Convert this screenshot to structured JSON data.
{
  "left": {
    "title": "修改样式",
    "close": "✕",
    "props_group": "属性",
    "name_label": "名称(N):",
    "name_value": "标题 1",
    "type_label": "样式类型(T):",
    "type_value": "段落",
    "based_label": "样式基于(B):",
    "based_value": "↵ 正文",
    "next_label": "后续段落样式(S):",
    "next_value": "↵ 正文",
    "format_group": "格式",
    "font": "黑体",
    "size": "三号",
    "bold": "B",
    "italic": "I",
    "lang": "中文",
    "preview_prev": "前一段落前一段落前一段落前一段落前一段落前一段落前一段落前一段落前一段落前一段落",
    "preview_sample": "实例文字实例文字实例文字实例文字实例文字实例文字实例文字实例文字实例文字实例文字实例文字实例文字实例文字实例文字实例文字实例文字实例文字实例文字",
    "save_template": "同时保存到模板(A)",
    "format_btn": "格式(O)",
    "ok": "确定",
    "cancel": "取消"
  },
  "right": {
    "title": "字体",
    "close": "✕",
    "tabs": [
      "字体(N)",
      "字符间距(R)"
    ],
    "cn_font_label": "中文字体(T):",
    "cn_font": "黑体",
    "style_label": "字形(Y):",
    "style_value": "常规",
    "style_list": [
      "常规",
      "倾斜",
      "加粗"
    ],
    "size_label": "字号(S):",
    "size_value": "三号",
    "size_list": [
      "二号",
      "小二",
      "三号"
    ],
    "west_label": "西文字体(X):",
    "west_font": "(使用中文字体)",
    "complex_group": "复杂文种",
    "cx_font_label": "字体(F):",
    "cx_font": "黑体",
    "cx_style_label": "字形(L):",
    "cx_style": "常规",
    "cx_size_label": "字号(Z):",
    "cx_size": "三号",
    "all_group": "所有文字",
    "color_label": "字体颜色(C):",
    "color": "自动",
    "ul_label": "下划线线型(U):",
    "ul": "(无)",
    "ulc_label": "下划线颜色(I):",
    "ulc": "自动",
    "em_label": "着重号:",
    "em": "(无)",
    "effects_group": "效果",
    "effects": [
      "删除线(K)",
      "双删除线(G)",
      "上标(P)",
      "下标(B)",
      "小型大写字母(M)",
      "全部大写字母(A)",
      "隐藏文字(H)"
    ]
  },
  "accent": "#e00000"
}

# DESCRIPTION OF THE TASK
Restate all of the entries above precisely.

# EXERCISE RESULT
Convert this screenshot to structured JSON data.
{
  "left": {
    "title": "修改样式",
    "close": "✕",
    "props_group": "属性",
    "name_label": "名称(N):",
    "name_value": "标题 1",
    "type_label": "样式类型(T):",
    "type_value": "段落",
    "based_label": "样式基于(B):",
    "based_value": "↵ 正文",
    "next_label": "后续段落样式(S):",
    "next_value": "↵ 正文",
    "format_group": "格式",
    "font": "黑体",
    "size": "三号",
    "bold": "B",
    "italic": "I",
    "lang": "中文",
    "preview_prev": "前一段落前一段落前一段落前一段落前一段落前一段落前一段落前一段落前一段落前一段落",
    "preview_sample": "实例文字实例文字实例文字实例文字实例文字实例文字实例文字实例文字实例文字实例文字实例文字实例文字实例文字实例文字实例文字实例文字实例文字实例文字",
    "save_template": "同时保存到模板(A)",
    "format_btn": "格式(O)",
    "ok": "确定",
    "cancel": "取消"
  },
  "right": {
    "title": "字体",
    "close": "✕",
    "tabs": [
      "字体(N)",
      "字符间距(R)"
    ],
    "cn_font_label": "中文字体(T):",
    "cn_font": "黑体",
    "style_label": "字形(Y):",
    "style_value": "常规",
    "style_list": [
      "常规",
      "倾斜",
      "加粗"
    ],
    "size_label": "字号(S):",
    "size_value": "三号",
    "size_list": [
      "二号",
      "小二",
      "三号"
    ],
    "west_label": "西文字体(X):",
    "west_font": "(使用中文字体)",
    "complex_group": "复杂文种",
    "cx_font_label": "字体(F):",
    "cx_font": "黑体",
    "cx_style_label": "字形(L):",
    "cx_style": "常规",
    "cx_size_label": "字号(Z):",
    "cx_size": "三号",
    "all_group": "所有文字",
    "color_label": "字体颜色(C):",
    "color": "自动",
    "ul_label": "下划线线型(U):",
    "ul": "(无)",
    "ulc_label": "下划线颜色(I):",
    "ulc": "自动",
    "em_label": "着重号:",
    "em": "(无)",
    "effects_group": "效果",
    "effects": [
      "删除线(K)",
      "双删除线(G)",
      "上标(P)",
      "下标(B)",
      "小型大写字母(M)",
      "全部大写字母(A)",
      "隐藏文字(H)"
    ]
  },
  "accent": "#e00000"
}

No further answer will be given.